##### Data listing #####
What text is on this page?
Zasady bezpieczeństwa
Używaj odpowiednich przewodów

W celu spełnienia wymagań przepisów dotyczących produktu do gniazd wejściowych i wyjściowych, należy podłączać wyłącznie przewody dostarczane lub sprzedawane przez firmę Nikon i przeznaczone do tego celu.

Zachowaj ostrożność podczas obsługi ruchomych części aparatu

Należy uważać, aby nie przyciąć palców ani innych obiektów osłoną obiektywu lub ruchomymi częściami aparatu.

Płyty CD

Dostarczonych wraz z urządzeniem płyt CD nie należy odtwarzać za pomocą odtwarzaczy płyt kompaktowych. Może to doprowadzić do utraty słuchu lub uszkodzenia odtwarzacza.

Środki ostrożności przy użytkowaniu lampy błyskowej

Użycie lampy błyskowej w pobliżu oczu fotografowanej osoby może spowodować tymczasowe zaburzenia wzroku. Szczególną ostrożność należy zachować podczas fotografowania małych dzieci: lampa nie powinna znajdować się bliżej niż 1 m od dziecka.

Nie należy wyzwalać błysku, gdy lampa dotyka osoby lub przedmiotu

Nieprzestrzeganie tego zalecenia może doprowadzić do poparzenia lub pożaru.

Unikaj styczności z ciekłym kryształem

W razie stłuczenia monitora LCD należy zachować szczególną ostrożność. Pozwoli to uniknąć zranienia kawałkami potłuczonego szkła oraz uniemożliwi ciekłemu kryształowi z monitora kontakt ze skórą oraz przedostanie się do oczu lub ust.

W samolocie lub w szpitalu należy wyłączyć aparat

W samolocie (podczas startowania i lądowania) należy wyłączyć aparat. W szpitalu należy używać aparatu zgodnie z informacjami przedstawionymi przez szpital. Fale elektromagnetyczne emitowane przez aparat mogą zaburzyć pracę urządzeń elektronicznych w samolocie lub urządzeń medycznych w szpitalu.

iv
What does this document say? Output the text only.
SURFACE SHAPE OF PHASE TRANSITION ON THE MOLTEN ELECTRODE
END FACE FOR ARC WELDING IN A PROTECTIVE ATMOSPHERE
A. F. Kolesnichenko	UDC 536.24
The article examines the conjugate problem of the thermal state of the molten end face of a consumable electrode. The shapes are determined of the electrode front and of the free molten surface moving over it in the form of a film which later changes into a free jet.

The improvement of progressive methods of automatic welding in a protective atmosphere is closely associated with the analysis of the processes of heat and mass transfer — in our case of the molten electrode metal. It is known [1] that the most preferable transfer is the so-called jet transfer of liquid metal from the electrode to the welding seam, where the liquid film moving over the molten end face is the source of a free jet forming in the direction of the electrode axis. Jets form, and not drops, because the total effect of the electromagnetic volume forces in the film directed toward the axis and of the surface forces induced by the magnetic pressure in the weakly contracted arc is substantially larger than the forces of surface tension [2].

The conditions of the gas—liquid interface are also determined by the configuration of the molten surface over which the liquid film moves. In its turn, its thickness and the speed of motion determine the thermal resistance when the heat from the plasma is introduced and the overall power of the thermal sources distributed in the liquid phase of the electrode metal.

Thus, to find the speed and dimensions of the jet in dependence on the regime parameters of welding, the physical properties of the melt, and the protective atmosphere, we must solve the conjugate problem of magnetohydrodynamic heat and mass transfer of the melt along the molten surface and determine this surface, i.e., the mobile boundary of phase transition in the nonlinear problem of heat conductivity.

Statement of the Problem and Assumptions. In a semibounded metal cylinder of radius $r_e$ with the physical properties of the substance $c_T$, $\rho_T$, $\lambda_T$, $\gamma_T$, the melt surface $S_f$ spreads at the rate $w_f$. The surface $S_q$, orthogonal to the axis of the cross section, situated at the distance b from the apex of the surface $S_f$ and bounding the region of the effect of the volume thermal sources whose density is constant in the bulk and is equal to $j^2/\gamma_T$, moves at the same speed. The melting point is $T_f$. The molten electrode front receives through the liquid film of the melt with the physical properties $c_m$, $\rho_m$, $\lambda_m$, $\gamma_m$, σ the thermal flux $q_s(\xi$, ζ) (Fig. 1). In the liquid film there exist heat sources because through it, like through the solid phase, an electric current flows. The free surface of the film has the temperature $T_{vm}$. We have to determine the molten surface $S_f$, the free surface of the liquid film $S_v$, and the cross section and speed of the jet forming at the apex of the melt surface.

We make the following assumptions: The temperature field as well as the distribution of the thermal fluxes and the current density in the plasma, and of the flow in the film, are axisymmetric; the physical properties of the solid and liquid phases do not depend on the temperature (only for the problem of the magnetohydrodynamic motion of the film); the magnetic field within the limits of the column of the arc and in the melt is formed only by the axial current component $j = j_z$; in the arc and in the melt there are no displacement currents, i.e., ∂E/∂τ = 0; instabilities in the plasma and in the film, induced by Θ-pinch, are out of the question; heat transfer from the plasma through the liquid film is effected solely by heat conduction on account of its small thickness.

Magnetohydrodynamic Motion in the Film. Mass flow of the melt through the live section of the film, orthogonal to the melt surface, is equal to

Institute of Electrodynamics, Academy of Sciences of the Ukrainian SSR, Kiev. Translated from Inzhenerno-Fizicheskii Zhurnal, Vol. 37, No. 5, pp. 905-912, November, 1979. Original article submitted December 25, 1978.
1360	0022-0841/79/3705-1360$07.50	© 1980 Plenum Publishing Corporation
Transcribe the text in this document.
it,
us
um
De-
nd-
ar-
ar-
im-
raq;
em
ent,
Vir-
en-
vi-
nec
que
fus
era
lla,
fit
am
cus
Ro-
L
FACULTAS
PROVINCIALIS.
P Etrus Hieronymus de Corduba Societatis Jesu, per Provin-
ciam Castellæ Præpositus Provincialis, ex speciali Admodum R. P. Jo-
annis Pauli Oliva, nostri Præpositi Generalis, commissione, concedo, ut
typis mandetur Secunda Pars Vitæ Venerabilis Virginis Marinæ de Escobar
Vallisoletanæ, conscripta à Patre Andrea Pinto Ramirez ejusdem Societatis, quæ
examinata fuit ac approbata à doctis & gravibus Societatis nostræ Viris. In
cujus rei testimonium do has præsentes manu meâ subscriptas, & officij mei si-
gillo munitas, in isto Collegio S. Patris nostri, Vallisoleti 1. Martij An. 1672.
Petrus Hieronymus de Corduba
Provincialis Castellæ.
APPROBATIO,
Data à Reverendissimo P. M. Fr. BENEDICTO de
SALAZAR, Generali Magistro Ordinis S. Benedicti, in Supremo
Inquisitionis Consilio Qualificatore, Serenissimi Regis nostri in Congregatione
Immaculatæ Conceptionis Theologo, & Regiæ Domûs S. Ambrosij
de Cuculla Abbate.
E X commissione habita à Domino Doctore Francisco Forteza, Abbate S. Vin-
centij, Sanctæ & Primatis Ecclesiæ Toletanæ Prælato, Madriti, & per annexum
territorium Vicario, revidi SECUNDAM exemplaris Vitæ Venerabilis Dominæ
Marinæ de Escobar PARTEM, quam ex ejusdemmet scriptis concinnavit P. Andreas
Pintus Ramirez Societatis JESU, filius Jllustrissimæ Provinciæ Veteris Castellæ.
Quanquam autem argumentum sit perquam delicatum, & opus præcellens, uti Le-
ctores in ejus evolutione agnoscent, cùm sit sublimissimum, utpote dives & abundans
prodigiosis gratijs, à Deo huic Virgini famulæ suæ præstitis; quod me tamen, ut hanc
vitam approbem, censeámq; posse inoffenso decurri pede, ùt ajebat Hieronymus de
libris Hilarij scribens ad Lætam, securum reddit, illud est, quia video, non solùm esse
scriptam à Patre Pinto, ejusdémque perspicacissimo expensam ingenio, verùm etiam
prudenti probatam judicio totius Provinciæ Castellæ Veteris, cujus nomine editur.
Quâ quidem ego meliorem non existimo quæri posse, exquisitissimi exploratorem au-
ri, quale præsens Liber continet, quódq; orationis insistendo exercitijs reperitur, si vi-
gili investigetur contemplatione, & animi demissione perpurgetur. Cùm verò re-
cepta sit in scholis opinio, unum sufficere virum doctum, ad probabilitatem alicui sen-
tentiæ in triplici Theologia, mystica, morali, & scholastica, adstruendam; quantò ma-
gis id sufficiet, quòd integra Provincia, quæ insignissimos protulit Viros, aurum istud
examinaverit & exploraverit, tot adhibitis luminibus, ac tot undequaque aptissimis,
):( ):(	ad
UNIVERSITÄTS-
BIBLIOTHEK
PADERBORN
#####
• **What is needed**
Your task is to report how many lines of the material include the string "lampy". Give the number and no other words.

• **Task output**
2